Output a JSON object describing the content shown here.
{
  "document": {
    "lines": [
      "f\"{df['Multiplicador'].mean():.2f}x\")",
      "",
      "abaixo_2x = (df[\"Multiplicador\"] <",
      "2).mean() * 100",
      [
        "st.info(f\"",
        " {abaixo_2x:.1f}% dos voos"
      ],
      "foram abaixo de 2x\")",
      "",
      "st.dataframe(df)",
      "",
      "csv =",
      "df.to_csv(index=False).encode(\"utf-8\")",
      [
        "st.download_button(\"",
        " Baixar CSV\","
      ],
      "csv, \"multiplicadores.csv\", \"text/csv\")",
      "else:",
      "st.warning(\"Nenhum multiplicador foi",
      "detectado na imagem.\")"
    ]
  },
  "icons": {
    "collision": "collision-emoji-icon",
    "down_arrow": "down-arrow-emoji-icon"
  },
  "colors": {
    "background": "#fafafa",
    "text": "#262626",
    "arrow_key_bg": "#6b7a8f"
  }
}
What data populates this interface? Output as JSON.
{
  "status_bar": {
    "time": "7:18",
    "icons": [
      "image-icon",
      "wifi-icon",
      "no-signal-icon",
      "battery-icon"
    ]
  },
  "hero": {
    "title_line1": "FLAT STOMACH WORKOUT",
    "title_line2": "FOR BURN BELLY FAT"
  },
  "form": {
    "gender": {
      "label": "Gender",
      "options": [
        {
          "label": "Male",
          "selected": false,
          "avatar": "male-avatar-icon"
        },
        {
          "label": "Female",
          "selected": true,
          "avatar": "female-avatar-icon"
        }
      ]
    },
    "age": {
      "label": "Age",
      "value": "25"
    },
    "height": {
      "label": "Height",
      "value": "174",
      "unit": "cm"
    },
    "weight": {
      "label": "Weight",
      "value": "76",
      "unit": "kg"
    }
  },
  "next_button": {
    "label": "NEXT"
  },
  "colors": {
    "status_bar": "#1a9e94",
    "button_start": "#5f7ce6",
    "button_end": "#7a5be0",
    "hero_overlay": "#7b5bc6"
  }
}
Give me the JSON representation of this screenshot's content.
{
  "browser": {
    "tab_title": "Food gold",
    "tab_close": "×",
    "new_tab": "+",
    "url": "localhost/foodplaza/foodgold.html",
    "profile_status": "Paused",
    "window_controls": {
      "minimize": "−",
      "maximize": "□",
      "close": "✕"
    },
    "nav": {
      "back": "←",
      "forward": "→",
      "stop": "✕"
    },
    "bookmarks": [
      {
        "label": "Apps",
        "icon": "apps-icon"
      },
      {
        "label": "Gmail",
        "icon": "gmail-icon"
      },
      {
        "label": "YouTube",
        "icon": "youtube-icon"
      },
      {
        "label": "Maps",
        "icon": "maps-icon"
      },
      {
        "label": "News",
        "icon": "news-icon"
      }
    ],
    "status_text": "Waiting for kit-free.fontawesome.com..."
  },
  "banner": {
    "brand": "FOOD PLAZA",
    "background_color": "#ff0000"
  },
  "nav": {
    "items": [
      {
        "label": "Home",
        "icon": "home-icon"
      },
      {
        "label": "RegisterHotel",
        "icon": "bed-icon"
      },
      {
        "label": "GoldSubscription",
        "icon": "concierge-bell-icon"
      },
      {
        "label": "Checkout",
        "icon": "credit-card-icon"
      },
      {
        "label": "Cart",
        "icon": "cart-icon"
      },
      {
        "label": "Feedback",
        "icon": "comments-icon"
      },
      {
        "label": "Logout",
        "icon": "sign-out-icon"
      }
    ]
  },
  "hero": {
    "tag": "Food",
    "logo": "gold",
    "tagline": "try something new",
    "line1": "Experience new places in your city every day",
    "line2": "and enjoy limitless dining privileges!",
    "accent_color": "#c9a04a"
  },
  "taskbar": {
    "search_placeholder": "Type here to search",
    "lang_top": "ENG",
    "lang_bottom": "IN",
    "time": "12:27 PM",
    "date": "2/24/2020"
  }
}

____________

*Stated task*. Faithfully transcribe the whole of the data.

*Solution below*.
Output a JSON object describing the content shown here.
{
  "document": {
    "lines": [
      "f\"{df['Multiplicador'].mean():.2f}x\")",
      "",
      "abaixo_2x = (df[\"Multiplicador\"] <",
      "2).mean() * 100",
      [
        "st.info(f\"",
        " {abaixo_2x:.1f}% dos voos"
      ],
      "foram abaixo de 2x\")",
      "",
      "st.dataframe(df)",
      "",
      "csv =",
      "df.to_csv(index=False).encode(\"utf-8\")",
      [
        "st.download_button(\"",
        " Baixar CSV\","
      ],
      "csv, \"multiplicadores.csv\", \"text/csv\")",
      "else:",
      "st.warning(\"Nenhum multiplicador foi",
      "detectado na imagem.\")"
    ]
  },
  "icons": {
    "collision": "collision-emoji-icon",
    "down_arrow": "down-arrow-emoji-icon"
  },
  "colors": {
    "background": "#fafafa",
    "text": "#262626",
    "arrow_key_bg": "#6b7a8f"
  }
}
What data populates this interface? Output as JSON.
{
  "status_bar": {
    "time": "7:18",
    "icons": [
      "image-icon",
      "wifi-icon",
      "no-signal-icon",
      "battery-icon"
    ]
  },
  "hero": {
    "title_line1": "FLAT STOMACH WORKOUT",
    "title_line2": "FOR BURN BELLY FAT"
  },
  "form": {
    "gender": {
      "label": "Gender",
      "options": [
        {
          "label": "Male",
          "selected": false,
          "avatar": "male-avatar-icon"
        },
        {
          "label": "Female",
          "selected": true,
          "avatar": "female-avatar-icon"
        }
      ]
    },
    "age": {
      "label": "Age",
      "value": "25"
    },
    "height": {
      "label": "Height",
      "value": "174",
      "unit": "cm"
    },
    "weight": {
      "label": "Weight",
      "value": "76",
      "unit": "kg"
    }
  },
  "next_button": {
    "label": "NEXT"
  },
  "colors": {
    "status_bar": "#1a9e94",
    "button_start": "#5f7ce6",
    "button_end": "#7a5be0",
    "hero_overlay": "#7b5bc6"
  }
}
Give me the JSON representation of this screenshot's content.
{
  "browser": {
    "tab_title": "Food gold",
    "tab_close": "×",
    "new_tab": "+",
    "url": "localhost/foodplaza/foodgold.html",
    "profile_status": "Paused",
    "window_controls": {
      "minimize": "−",
      "maximize": "□",
      "close": "✕"
    },
    "nav": {
      "back": "←",
      "forward": "→",
      "stop": "✕"
    },
    "bookmarks": [
      {
        "label": "Apps",
        "icon": "apps-icon"
      },
      {
        "label": "Gmail",
        "icon": "gmail-icon"
      },
      {
        "label": "YouTube",
        "icon": "youtube-icon"
      },
      {
        "label": "Maps",
        "icon": "maps-icon"
      },
      {
        "label": "News",
        "icon": "news-icon"
      }
    ],
    "status_text": "Waiting for kit-free.fontawesome.com..."
  },
  "banner": {
    "brand": "FOOD PLAZA",
    "background_color": "#ff0000"
  },
  "nav": {
    "items": [
      {
        "label": "Home",
        "icon": "home-icon"
      },
      {
        "label": "RegisterHotel",
        "icon": "bed-icon"
      },
      {
        "label": "GoldSubscription",
        "icon": "concierge-bell-icon"
      },
      {
        "label": "Checkout",
        "icon": "credit-card-icon"
      },
      {
        "label": "Cart",
        "icon": "cart-icon"
      },
      {
        "label": "Feedback",
        "icon": "comments-icon"
      },
      {
        "label": "Logout",
        "icon": "sign-out-icon"
      }
    ]
  },
  "hero": {
    "tag": "Food",
    "logo": "gold",
    "tagline": "try something new",
    "line1": "Experience new places in your city every day",
    "line2": "and enjoy limitless dining privileges!",
    "accent_color": "#c9a04a"
  },
  "taskbar": {
    "search_placeholder": "Type here to search",
    "lang_top": "ENG",
    "lang_bottom": "IN",
    "time": "12:27 PM",
    "date": "2/24/2020"
  }
}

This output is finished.